TASK DETAILS
Both ends included, set down the lines from the line containing "Decode this image" through the last line of the records below, without pictures.

Extracted records
START

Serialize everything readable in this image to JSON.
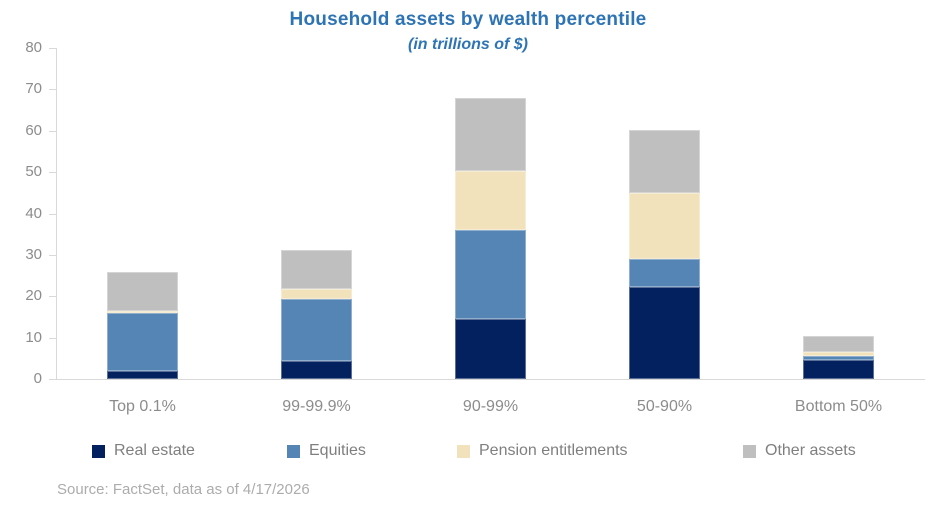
{
  "source_note": "Source: FactSet, data as of 4/17/2026",
  "colors": {
    "title_blue": "#2E74B5",
    "axis_line": "#D9D9D9",
    "tick_label_gray": "#8C8C8C",
    "legend_text_gray": "#7F7F7F",
    "source_text_gray": "#ACACAC",
    "background": "#FFFFFF"
  },
  "chart_data": {
    "type": "bar",
    "stacked": true,
    "title": "Household assets by wealth percentile",
    "subtitle": "(in trillions of $)",
    "units": "trillions of $",
    "categories": [
      "Top 0.1%",
      "99-99.9%",
      "90-99%",
      "50-90%",
      "Bottom 50%"
    ],
    "series": [
      {
        "name": "Real estate",
        "color": "#02215E",
        "values": [
          2.0,
          4.4,
          14.5,
          22.3,
          4.5
        ]
      },
      {
        "name": "Equities",
        "color": "#5585B5",
        "values": [
          14.0,
          14.9,
          21.5,
          6.7,
          1.0
        ]
      },
      {
        "name": "Pension entitlements",
        "color": "#F2E2BC",
        "values": [
          0.5,
          2.5,
          14.3,
          16.0,
          1.1
        ]
      },
      {
        "name": "Other assets",
        "color": "#BFBFBF",
        "values": [
          9.3,
          9.3,
          17.7,
          15.2,
          3.8
        ]
      }
    ],
    "totals": [
      25.8,
      31.1,
      68.0,
      60.2,
      10.4
    ],
    "ylim": [
      0,
      80
    ],
    "yticks": [
      0,
      10,
      20,
      30,
      40,
      50,
      60,
      70,
      80
    ],
    "grid": false,
    "legend_position": "bottom"
  }
}
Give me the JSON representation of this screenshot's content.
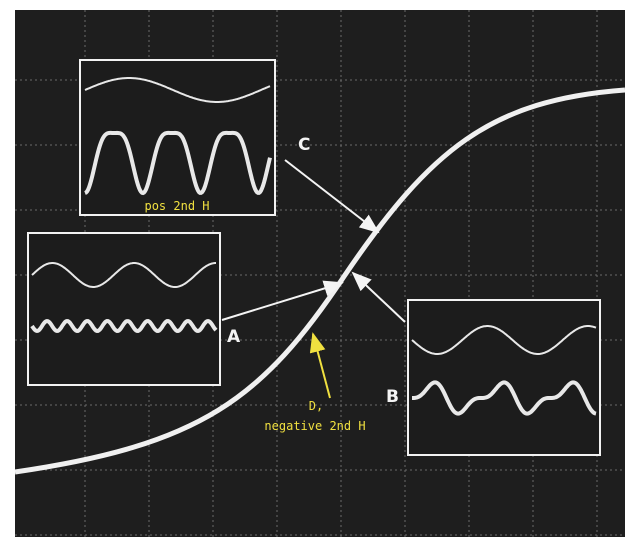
{
  "labels": {
    "c": "C",
    "c_caption": "pos 2nd H",
    "a": "A",
    "b": "B",
    "d": "D,",
    "d_caption": "negative 2nd H"
  }
}
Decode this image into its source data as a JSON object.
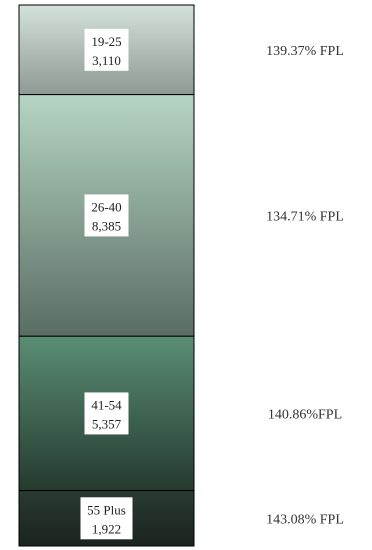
{
  "chart_data": {
    "type": "bar",
    "stacked": true,
    "orientation": "vertical",
    "segments": [
      {
        "category": "19-25",
        "value": 3110,
        "value_label": "3,110",
        "fpl": "139.37% FPL",
        "colors": [
          "#d3e2da",
          "#8e9a95"
        ]
      },
      {
        "category": "26-40",
        "value": 8385,
        "value_label": "8,385",
        "fpl": "134.71% FPL",
        "colors": [
          "#b6d5c4",
          "#596d62"
        ]
      },
      {
        "category": "41-54",
        "value": 5357,
        "value_label": "5,357",
        "fpl": "140.86%FPL",
        "colors": [
          "#5a8e75",
          "#253a2f"
        ]
      },
      {
        "category": "55 Plus",
        "value": 1922,
        "value_label": "1,922",
        "fpl": "143.08% FPL",
        "colors": [
          "#2a3a33",
          "#1a231f"
        ]
      }
    ],
    "border_color": "#000000"
  }
}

END

CORRECT RESPONSE
Decode this image into its source data as a JSON object.
{
  "chart_data": {
    "type": "bar",
    "stacked": true,
    "orientation": "vertical",
    "segments": [
      {
        "category": "19-25",
        "value": 3110,
        "value_label": "3,110",
        "fpl": "139.37% FPL",
        "colors": [
          "#d3e2da",
          "#8e9a95"
        ]
      },
      {
        "category": "26-40",
        "value": 8385,
        "value_label": "8,385",
        "fpl": "134.71% FPL",
        "colors": [
          "#b6d5c4",
          "#596d62"
        ]
      },
      {
        "category": "41-54",
        "value": 5357,
        "value_label": "5,357",
        "fpl": "140.86%FPL",
        "colors": [
          "#5a8e75",
          "#253a2f"
        ]
      },
      {
        "category": "55 Plus",
        "value": 1922,
        "value_label": "1,922",
        "fpl": "143.08% FPL",
        "colors": [
          "#2a3a33",
          "#1a231f"
        ]
      }
    ],
    "border_color": "#000000"
  }
}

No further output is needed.